* _Entries supplied_:
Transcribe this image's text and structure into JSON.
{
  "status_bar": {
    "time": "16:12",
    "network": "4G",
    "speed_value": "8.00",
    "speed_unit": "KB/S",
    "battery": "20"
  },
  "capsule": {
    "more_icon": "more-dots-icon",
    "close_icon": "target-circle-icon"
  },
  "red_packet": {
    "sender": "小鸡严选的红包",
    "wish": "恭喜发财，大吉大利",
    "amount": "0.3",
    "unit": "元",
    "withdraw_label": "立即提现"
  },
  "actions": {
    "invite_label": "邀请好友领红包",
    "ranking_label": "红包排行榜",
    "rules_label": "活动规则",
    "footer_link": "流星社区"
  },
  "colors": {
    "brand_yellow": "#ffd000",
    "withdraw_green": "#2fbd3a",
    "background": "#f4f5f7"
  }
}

* _Given exercise_: All of the data needs to be printed once more, exactly.

* _The result_:
Transcribe this image's text and structure into JSON.
{
  "status_bar": {
    "time": "16:12",
    "network": "4G",
    "speed_value": "8.00",
    "speed_unit": "KB/S",
    "battery": "20"
  },
  "capsule": {
    "more_icon": "more-dots-icon",
    "close_icon": "target-circle-icon"
  },
  "red_packet": {
    "sender": "小鸡严选的红包",
    "wish": "恭喜发财，大吉大利",
    "amount": "0.3",
    "unit": "元",
    "withdraw_label": "立即提现"
  },
  "actions": {
    "invite_label": "邀请好友领红包",
    "ranking_label": "红包排行榜",
    "rules_label": "活动规则",
    "footer_link": "流星社区"
  },
  "colors": {
    "brand_yellow": "#ffd000",
    "withdraw_green": "#2fbd3a",
    "background": "#f4f5f7"
  }
}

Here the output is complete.